**Objective**:
Only the lines holding the string "actif" are needed. Copy each one.

--------

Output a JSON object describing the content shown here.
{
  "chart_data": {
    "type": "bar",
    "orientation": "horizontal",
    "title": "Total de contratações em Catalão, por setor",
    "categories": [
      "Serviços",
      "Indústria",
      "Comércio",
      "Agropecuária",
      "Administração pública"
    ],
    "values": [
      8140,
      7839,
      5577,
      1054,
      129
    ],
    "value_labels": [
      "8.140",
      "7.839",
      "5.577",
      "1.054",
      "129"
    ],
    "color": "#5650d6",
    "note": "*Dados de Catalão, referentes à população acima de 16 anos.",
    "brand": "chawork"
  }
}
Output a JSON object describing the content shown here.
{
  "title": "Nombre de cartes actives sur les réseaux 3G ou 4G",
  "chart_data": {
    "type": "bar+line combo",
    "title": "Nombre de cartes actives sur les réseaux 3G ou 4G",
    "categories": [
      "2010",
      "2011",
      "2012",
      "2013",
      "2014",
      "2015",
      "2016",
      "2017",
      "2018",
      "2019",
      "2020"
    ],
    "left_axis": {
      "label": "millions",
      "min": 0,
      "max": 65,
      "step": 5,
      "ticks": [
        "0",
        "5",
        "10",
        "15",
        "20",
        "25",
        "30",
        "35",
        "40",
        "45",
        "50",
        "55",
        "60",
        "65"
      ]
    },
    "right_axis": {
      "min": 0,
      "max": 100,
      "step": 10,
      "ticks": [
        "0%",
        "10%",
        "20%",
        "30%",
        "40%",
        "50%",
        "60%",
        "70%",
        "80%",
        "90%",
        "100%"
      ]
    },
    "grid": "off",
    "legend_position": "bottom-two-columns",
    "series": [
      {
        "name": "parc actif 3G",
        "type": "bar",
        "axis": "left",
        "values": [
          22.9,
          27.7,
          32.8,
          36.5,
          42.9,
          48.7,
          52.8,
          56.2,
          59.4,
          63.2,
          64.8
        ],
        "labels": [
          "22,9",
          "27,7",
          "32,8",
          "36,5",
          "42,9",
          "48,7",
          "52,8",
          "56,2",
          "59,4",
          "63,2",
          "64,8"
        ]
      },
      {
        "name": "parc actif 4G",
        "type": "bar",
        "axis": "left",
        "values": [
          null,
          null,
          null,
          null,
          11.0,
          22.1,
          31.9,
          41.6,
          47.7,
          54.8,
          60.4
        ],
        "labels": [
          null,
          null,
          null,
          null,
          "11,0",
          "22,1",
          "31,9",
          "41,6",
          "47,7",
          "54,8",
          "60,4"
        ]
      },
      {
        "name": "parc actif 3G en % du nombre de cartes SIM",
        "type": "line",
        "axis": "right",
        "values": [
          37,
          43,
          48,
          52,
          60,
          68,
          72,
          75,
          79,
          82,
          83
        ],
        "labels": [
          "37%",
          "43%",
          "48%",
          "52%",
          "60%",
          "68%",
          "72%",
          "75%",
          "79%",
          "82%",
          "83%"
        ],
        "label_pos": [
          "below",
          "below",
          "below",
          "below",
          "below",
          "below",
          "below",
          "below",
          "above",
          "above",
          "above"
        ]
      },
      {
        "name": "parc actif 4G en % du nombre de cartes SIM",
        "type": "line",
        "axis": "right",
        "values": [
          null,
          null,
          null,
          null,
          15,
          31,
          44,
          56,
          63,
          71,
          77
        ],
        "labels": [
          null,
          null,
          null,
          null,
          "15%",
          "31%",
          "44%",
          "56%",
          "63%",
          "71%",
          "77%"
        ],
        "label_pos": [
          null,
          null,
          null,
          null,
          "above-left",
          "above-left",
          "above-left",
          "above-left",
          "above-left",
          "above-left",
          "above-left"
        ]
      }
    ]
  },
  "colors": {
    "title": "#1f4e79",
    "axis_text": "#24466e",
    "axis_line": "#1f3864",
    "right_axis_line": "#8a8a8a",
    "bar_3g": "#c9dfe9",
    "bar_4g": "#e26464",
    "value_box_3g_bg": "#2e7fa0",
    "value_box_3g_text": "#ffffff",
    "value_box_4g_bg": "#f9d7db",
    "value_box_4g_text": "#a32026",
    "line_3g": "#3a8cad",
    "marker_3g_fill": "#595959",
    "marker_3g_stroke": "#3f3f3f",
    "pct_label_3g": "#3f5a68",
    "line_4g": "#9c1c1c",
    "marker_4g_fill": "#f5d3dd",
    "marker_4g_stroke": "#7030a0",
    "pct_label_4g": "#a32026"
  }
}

--------

**Task response**:
        "name": "parc actif 3G",
        "name": "parc actif 4G",
        "name": "parc actif 3G en % du nombre de cartes SIM",
        "name": "parc actif 4G en % du nombre de cartes SIM",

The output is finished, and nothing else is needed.